| Exercise instructions |
Edit the rows below by replacing "Patent image size" with "Figure dimensions" wherever it appears, and leave everything else unchanged. Leave the pictures out of your answer.

** START Data for processing **

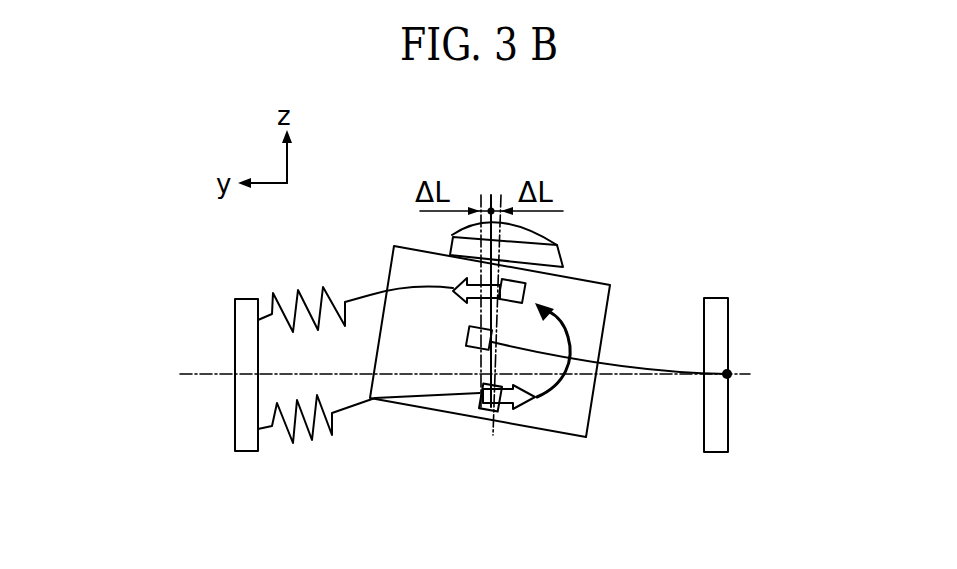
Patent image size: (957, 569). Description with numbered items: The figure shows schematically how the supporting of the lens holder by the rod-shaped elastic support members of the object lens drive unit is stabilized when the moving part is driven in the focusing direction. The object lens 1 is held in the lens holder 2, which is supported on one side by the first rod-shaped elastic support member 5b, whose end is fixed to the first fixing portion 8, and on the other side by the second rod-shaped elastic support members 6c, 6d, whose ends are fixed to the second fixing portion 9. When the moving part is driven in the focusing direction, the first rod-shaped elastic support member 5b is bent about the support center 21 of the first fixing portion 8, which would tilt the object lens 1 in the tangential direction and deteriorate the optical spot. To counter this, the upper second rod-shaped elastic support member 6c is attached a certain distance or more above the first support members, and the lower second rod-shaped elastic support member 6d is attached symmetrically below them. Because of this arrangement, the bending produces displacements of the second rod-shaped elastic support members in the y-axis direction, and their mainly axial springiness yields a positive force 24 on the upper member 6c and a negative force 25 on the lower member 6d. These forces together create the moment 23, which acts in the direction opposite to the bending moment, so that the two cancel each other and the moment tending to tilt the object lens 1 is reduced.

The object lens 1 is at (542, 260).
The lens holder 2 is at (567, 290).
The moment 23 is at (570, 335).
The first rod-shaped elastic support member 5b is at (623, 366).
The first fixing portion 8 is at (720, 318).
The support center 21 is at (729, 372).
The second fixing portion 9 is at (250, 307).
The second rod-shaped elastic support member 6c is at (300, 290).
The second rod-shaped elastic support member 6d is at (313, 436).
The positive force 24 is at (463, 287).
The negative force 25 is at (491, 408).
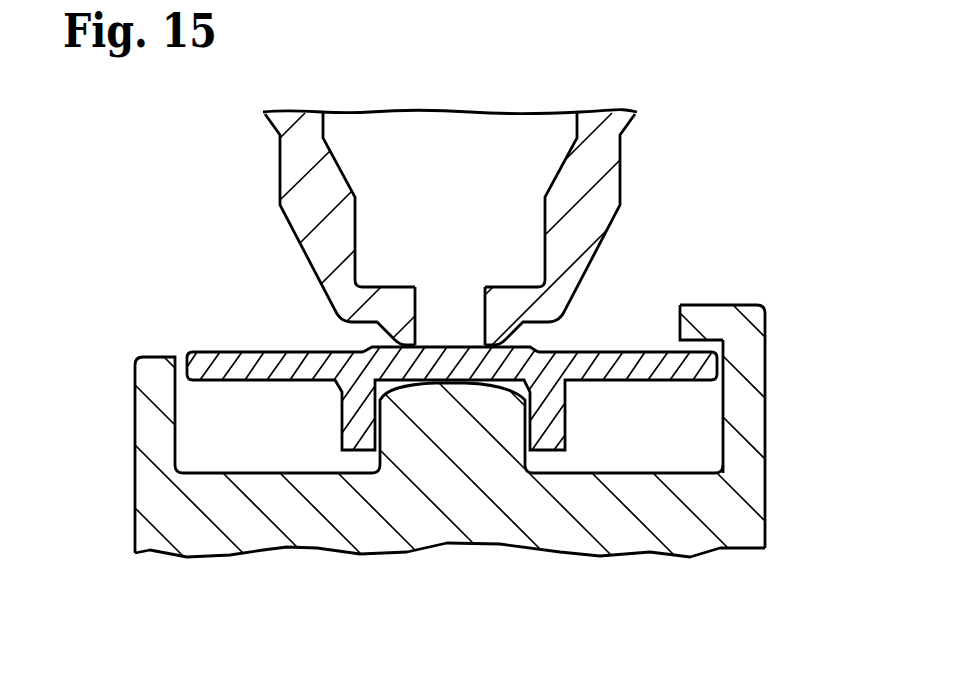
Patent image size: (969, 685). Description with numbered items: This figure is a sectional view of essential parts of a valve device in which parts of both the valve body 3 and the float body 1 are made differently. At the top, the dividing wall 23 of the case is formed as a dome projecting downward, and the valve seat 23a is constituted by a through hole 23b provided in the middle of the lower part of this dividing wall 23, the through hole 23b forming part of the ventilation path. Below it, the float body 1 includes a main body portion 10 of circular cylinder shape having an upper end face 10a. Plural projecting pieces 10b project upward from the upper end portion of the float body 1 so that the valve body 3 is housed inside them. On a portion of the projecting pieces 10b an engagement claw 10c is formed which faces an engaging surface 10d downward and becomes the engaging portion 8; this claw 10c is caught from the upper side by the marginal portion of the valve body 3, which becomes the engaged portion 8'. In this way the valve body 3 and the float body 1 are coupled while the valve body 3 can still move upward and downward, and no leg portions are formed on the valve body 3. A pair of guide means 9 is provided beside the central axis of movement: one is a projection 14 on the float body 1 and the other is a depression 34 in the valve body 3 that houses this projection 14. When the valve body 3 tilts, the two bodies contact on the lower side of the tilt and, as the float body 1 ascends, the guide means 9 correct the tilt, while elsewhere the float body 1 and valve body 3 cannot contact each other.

** END Data for processing **

| Problem solution |
Figure dimensions: (957, 569). Description with numbered items: The figure shows schematically how the supporting of the lens holder by the rod-shaped elastic support members of the object lens drive unit is stabilized when the moving part is driven in the focusing direction. The object lens 1 is held in the lens holder 2, which is supported on one side by the first rod-shaped elastic support member 5b, whose end is fixed to the first fixing portion 8, and on the other side by the second rod-shaped elastic support members 6c, 6d, whose ends are fixed to the second fixing portion 9. When the moving part is driven in the focusing direction, the first rod-shaped elastic support member 5b is bent about the support center 21 of the first fixing portion 8, which would tilt the object lens 1 in the tangential direction and deteriorate the optical spot. To counter this, the upper second rod-shaped elastic support member 6c is attached a certain distance or more above the first support members, and the lower second rod-shaped elastic support member 6d is attached symmetrically below them. Because of this arrangement, the bending produces displacements of the second rod-shaped elastic support members in the y-axis direction, and their mainly axial springiness yields a positive force 24 on the upper member 6c and a negative force 25 on the lower member 6d. These forces together create the moment 23, which acts in the direction opposite to the bending moment, so that the two cancel each other and the moment tending to tilt the object lens 1 is reduced.

The object lens 1 is at (542, 260).
The lens holder 2 is at (567, 290).
The moment 23 is at (570, 335).
The first rod-shaped elastic support member 5b is at (623, 366).
The first fixing portion 8 is at (720, 318).
The support center 21 is at (729, 372).
The second fixing portion 9 is at (250, 307).
The second rod-shaped elastic support member 6c is at (300, 290).
The second rod-shaped elastic support member 6d is at (313, 436).
The positive force 24 is at (463, 287).
The negative force 25 is at (491, 408).
Figure dimensions: (969, 685). Description with numbered items: This figure is a sectional view of essential parts of a valve device in which parts of both the valve body 3 and the float body 1 are made differently. At the top, the dividing wall 23 of the case is formed as a dome projecting downward, and the valve seat 23a is constituted by a through hole 23b provided in the middle of the lower part of this dividing wall 23, the through hole 23b forming part of the ventilation path. Below it, the float body 1 includes a main body portion 10 of circular cylinder shape having an upper end face 10a. Plural projecting pieces 10b project upward from the upper end portion of the float body 1 so that the valve body 3 is housed inside them. On a portion of the projecting pieces 10b an engagement claw 10c is formed which faces an engaging surface 10d downward and becomes the engaging portion 8; this claw 10c is caught from the upper side by the marginal portion of the valve body 3, which becomes the engaged portion 8'. In this way the valve body 3 and the float body 1 are coupled while the valve body 3 can still move upward and downward, and no leg portions are formed on the valve body 3. A pair of guide means 9 is provided beside the central axis of movement: one is a projection 14 on the float body 1 and the other is a depression 34 in the valve body 3 that houses this projection 14. When the valve body 3 tilts, the two bodies contact on the lower side of the tilt and, as the float body 1 ascends, the guide means 9 correct the tilt, while elsewhere the float body 1 and valve body 3 cannot contact each other.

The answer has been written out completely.